PROBLEM DETAILS:
Pictures stay out of your copy, but everything else in the records below must be repeated exactly.
***** LISTED RECORDS
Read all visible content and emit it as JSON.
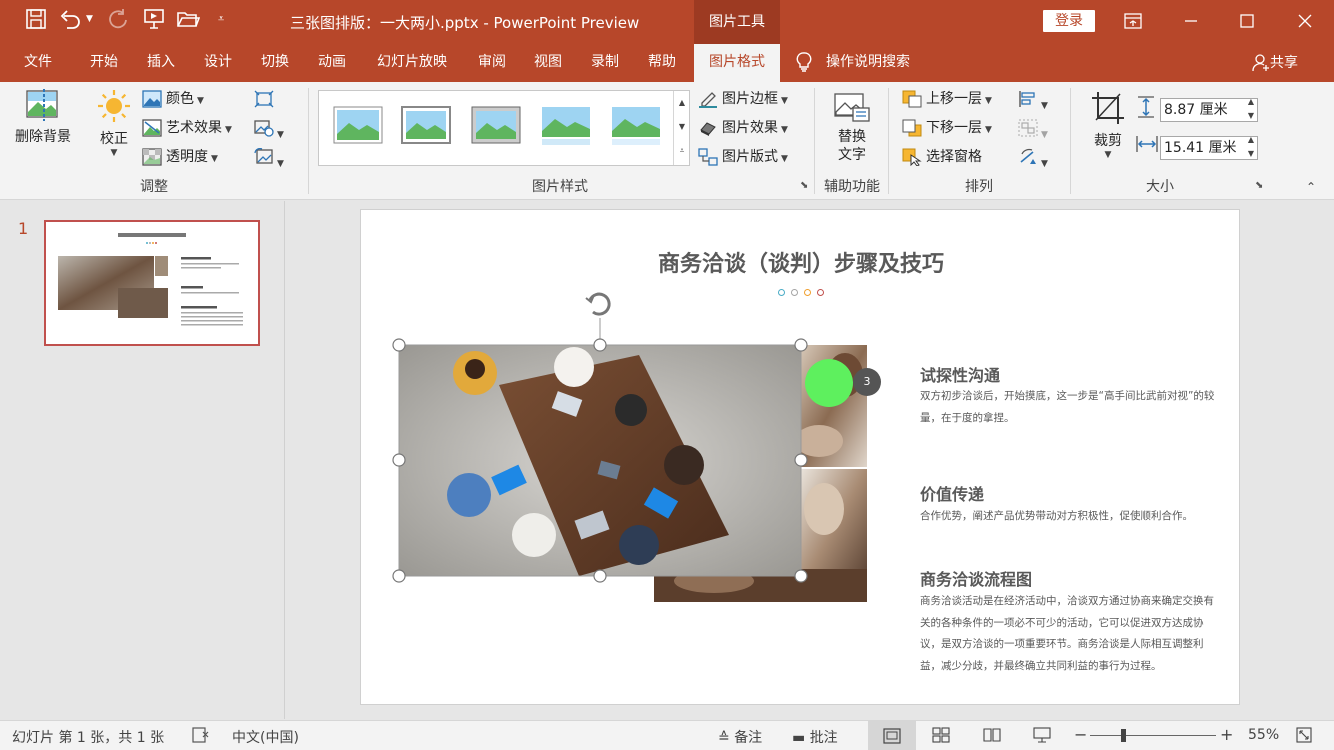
{
  "titlebar": {
    "doc_title": "三张图排版：一大两小.pptx  -  PowerPoint Preview",
    "context_group": "图片工具",
    "login": "登录"
  },
  "tabs": [
    "文件",
    "开始",
    "插入",
    "设计",
    "切换",
    "动画",
    "幻灯片放映",
    "审阅",
    "视图",
    "录制",
    "帮助",
    "图片格式"
  ],
  "active_tab": "图片格式",
  "tell_me": "操作说明搜索",
  "share": "共享",
  "ribbon": {
    "adjust": {
      "remove_bg": "删除背景",
      "correct": "校正",
      "color": "颜色",
      "artistic": "艺术效果",
      "transparency": "透明度",
      "group_label": "调整"
    },
    "styles": {
      "border": "图片边框",
      "effects": "图片效果",
      "layout": "图片版式",
      "group_label": "图片样式"
    },
    "accessibility": {
      "alt_text_line1": "替换",
      "alt_text_line2": "文字",
      "group_label": "辅助功能"
    },
    "arrange": {
      "bring_forward": "上移一层",
      "send_backward": "下移一层",
      "selection_pane": "选择窗格",
      "group_label": "排列"
    },
    "size": {
      "crop": "裁剪",
      "height": "8.87 厘米",
      "width": "15.41 厘米",
      "group_label": "大小"
    }
  },
  "thumbnail": {
    "number": "1"
  },
  "slide": {
    "title": "商务洽谈（谈判）步骤及技巧",
    "dot_colors": [
      "#4bacc6",
      "#a5a5a5",
      "#f0a030",
      "#c0504d"
    ],
    "badge": "3",
    "sections": [
      {
        "title": "试探性沟通",
        "text": "双方初步洽谈后，开始摸底，这一步是“高手间比武前对视”的较量，在于度的拿捏。"
      },
      {
        "title": "价值传递",
        "text": "合作优势，阐述产品优势带动对方积极性，促使顺利合作。"
      },
      {
        "title": "商务洽谈流程图",
        "text": "商务洽谈活动是在经济活动中，洽谈双方通过协商来确定交换有关的各种条件的一项必不可少的活动，它可以促进双方达成协议，是双方洽谈的一项重要环节。商务洽谈是人际相互调整利益，减少分歧，并最终确立共同利益的事行为过程。"
      }
    ]
  },
  "statusbar": {
    "slide_info": "幻灯片 第 1 张，共 1 张",
    "language": "中文(中国)",
    "notes": "备注",
    "comments": "批注",
    "zoom": "55%"
  },
  "colors": {
    "accent": "#b7472a",
    "ribbon_bg": "#f3f3f3",
    "green_marker": "#5ef05e"
  }
}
**********
COMPLETE OUTPUT:
Read all visible content and emit it as JSON.
{
  "titlebar": {
    "doc_title": "三张图排版：一大两小.pptx  -  PowerPoint Preview",
    "context_group": "图片工具",
    "login": "登录"
  },
  "tabs": [
    "文件",
    "开始",
    "插入",
    "设计",
    "切换",
    "动画",
    "幻灯片放映",
    "审阅",
    "视图",
    "录制",
    "帮助",
    "图片格式"
  ],
  "active_tab": "图片格式",
  "tell_me": "操作说明搜索",
  "share": "共享",
  "ribbon": {
    "adjust": {
      "remove_bg": "删除背景",
      "correct": "校正",
      "color": "颜色",
      "artistic": "艺术效果",
      "transparency": "透明度",
      "group_label": "调整"
    },
    "styles": {
      "border": "图片边框",
      "effects": "图片效果",
      "layout": "图片版式",
      "group_label": "图片样式"
    },
    "accessibility": {
      "alt_text_line1": "替换",
      "alt_text_line2": "文字",
      "group_label": "辅助功能"
    },
    "arrange": {
      "bring_forward": "上移一层",
      "send_backward": "下移一层",
      "selection_pane": "选择窗格",
      "group_label": "排列"
    },
    "size": {
      "crop": "裁剪",
      "height": "8.87 厘米",
      "width": "15.41 厘米",
      "group_label": "大小"
    }
  },
  "thumbnail": {
    "number": "1"
  },
  "slide": {
    "title": "商务洽谈（谈判）步骤及技巧",
    "dot_colors": [
      "#4bacc6",
      "#a5a5a5",
      "#f0a030",
      "#c0504d"
    ],
    "badge": "3",
    "sections": [
      {
        "title": "试探性沟通",
        "text": "双方初步洽谈后，开始摸底，这一步是“高手间比武前对视”的较量，在于度的拿捏。"
      },
      {
        "title": "价值传递",
        "text": "合作优势，阐述产品优势带动对方积极性，促使顺利合作。"
      },
      {
        "title": "商务洽谈流程图",
        "text": "商务洽谈活动是在经济活动中，洽谈双方通过协商来确定交换有关的各种条件的一项必不可少的活动，它可以促进双方达成协议，是双方洽谈的一项重要环节。商务洽谈是人际相互调整利益，减少分歧，并最终确立共同利益的事行为过程。"
      }
    ]
  },
  "statusbar": {
    "slide_info": "幻灯片 第 1 张，共 1 张",
    "language": "中文(中国)",
    "notes": "备注",
    "comments": "批注",
    "zoom": "55%"
  },
  "colors": {
    "accent": "#b7472a",
    "ribbon_bg": "#f3f3f3",
    "green_marker": "#5ef05e"
  }
}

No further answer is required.